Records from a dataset
#####
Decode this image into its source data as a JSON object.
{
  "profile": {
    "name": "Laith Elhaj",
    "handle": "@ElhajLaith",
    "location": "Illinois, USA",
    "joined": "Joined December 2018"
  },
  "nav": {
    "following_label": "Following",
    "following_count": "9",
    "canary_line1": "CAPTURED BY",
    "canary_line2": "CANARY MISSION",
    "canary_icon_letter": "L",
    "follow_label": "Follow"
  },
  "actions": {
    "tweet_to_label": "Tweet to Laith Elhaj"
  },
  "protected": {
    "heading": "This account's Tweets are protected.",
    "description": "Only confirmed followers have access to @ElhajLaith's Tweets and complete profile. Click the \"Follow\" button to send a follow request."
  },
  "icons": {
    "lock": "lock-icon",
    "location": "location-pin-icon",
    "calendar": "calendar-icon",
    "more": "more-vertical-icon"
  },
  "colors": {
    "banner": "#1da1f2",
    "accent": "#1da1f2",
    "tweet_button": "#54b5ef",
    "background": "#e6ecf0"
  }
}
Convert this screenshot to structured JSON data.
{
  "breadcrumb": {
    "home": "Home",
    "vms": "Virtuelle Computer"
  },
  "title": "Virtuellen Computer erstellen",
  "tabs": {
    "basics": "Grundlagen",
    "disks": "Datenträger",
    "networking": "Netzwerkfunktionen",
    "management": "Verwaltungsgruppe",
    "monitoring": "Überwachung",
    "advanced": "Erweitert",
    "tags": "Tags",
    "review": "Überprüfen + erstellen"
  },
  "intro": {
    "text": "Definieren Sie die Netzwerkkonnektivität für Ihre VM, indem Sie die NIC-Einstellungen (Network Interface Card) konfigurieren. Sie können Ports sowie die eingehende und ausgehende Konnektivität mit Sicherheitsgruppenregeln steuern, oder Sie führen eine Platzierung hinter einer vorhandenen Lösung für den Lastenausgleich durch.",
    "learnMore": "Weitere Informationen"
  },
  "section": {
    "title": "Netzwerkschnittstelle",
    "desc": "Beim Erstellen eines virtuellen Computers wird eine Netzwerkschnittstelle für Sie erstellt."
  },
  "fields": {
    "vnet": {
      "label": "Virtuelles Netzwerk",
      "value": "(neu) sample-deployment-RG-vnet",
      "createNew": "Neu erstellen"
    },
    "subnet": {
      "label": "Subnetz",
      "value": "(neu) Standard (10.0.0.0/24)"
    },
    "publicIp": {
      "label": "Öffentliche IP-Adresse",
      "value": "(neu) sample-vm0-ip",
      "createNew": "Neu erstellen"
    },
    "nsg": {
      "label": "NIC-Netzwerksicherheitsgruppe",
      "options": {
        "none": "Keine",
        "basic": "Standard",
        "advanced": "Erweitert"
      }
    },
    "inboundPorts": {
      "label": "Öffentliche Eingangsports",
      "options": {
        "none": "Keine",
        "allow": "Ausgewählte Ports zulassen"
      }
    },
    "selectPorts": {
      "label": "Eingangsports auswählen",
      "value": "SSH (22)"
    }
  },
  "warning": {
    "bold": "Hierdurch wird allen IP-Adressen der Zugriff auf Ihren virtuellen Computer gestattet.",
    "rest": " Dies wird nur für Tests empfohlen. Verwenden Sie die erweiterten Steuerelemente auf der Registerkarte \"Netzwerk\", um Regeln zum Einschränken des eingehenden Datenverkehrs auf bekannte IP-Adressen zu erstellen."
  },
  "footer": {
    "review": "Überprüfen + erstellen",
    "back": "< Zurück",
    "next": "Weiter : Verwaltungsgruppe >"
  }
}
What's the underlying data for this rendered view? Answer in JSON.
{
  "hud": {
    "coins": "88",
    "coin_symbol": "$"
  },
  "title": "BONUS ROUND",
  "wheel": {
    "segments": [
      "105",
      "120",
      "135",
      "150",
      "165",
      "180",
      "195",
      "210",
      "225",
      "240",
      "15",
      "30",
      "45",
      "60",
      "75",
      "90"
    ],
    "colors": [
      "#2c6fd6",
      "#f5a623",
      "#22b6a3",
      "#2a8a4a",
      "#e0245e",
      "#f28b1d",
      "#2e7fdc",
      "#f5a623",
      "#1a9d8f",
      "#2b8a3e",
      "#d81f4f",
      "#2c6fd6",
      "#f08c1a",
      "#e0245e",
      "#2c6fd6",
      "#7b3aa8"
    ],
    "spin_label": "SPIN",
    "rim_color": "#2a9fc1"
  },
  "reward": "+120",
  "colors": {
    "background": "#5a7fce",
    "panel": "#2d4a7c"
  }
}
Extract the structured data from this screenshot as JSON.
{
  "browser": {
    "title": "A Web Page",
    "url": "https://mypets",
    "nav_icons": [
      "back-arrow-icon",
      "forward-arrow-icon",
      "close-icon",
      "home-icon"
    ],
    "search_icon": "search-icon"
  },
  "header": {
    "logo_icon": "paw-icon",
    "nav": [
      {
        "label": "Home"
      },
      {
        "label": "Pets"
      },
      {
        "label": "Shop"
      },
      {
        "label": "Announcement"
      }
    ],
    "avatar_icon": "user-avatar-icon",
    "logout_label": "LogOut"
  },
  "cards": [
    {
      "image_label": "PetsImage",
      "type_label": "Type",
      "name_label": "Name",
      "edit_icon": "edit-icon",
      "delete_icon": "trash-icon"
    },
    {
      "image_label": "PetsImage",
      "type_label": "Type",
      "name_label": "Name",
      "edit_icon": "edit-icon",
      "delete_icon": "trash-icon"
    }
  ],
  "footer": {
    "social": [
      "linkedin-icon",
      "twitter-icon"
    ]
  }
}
#####
§ **SHORT TASK**
Give back the lines above exactly, from the one with "Extract the structured" through the last line.

§ **ANSWER TO THIS EXERCISE**
Extract the structured data from this screenshot as JSON.
{
  "browser": {
    "title": "A Web Page",
    "url": "https://mypets",
    "nav_icons": [
      "back-arrow-icon",
      "forward-arrow-icon",
      "close-icon",
      "home-icon"
    ],
    "search_icon": "search-icon"
  },
  "header": {
    "logo_icon": "paw-icon",
    "nav": [
      {
        "label": "Home"
      },
      {
        "label": "Pets"
      },
      {
        "label": "Shop"
      },
      {
        "label": "Announcement"
      }
    ],
    "avatar_icon": "user-avatar-icon",
    "logout_label": "LogOut"
  },
  "cards": [
    {
      "image_label": "PetsImage",
      "type_label": "Type",
      "name_label": "Name",
      "edit_icon": "edit-icon",
      "delete_icon": "trash-icon"
    },
    {
      "image_label": "PetsImage",
      "type_label": "Type",
      "name_label": "Name",
      "edit_icon": "edit-icon",
      "delete_icon": "trash-icon"
    }
  ],
  "footer": {
    "social": [
      "linkedin-icon",
      "twitter-icon"
    ]
  }
}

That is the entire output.